[Stored data]

========

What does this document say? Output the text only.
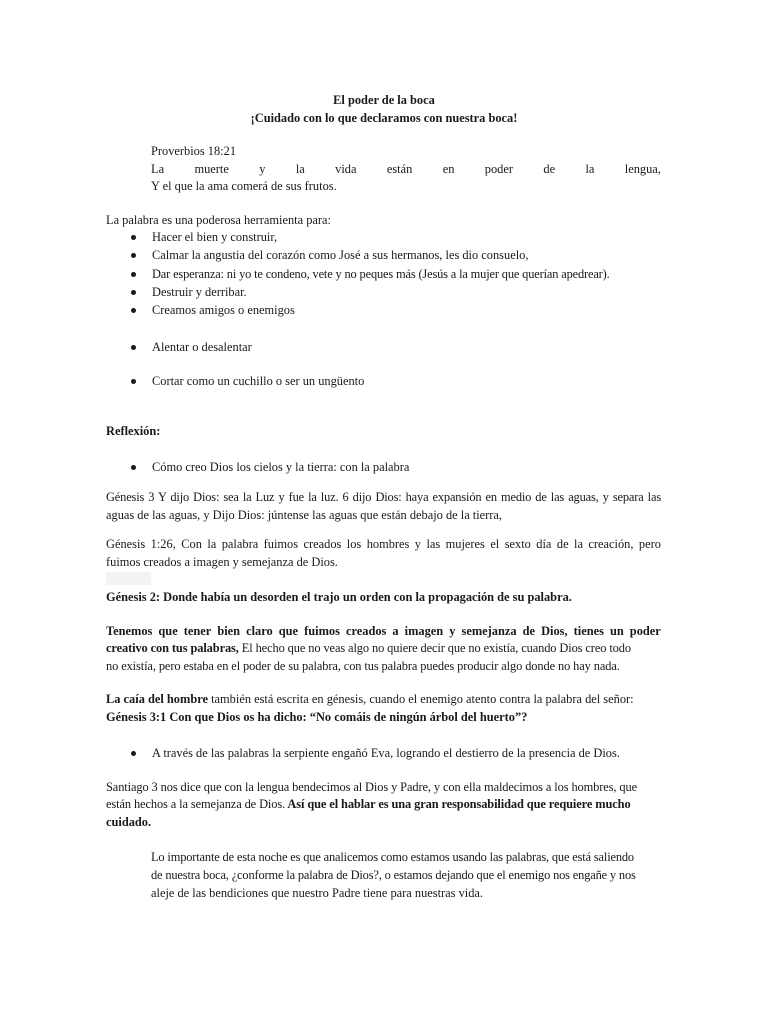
El poder de la boca
¡Cuidado con lo que declaramos con nuestra boca!
Proverbios 18:21
La muerte y la vida están en poder de la lengua,
Y el que la ama comerá de sus frutos.
La palabra es una poderosa herramienta para:
Hacer el bien y construir,
Calmar la angustia del corazón como José a sus hermanos, les dio consuelo,
Dar esperanza: ni yo te condeno, vete y no peques más (Jesús a la mujer que querían apedrear).
Destruir y derribar.
Creamos amigos o enemigos
Alentar o desalentar
Cortar como un cuchillo o ser un ungüento
Reflexión:
Cómo creo Dios los cielos y la tierra: con la palabra
Génesis 3 Y dijo Dios: sea la Luz y fue la luz. 6 dijo Dios: haya expansión en medio de las aguas, y separa las
aguas de las aguas, y Dijo Dios: júntense las aguas que están debajo de la tierra,
Génesis 1:26, Con la palabra fuimos creados los hombres y las mujeres el sexto día de la creación, pero
fuimos creados a imagen y semejanza de Dios.
Génesis 2: Donde había un desorden el trajo un orden con la propagación de su palabra.
Tenemos que tener bien claro que fuimos creados a imagen y semejanza de Dios, tienes un poder
creativo con tus palabras, El hecho que no veas algo no quiere decir que no existía, cuando Dios creo todo
no existía, pero estaba en el poder de su palabra, con tus palabra puedes producir algo donde no hay nada.
La caía del hombre también está escrita en génesis, cuando el enemigo atento contra la palabra del señor:
Génesis 3:1 Con que Dios os ha dicho: “No comáis de ningún árbol del huerto”?
A través de las palabras la serpiente engañó Eva, logrando el destierro de la presencia de Dios.
Santiago 3 nos dice que con la lengua bendecimos al Dios y Padre, y con ella maldecimos a los hombres, que
están hechos a la semejanza de Dios. Así que el hablar es una gran responsabilidad que requiere mucho
cuidado.
Lo importante de esta noche es que analicemos como estamos usando las palabras, que está saliendo
de nuestra boca, ¿conforme la palabra de Dios?, o estamos dejando que el enemigo nos engañe y nos
aleje de las bendiciones que nuestro Padre tiene para nuestras vida.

========

Exercise prompt
Copy each line of the listing that contains the string "bien".

Result of the task
Hacer el bien y construir,
Tenemos que tener bien claro que fuimos creados a imagen y semejanza de Dios, tienes un poder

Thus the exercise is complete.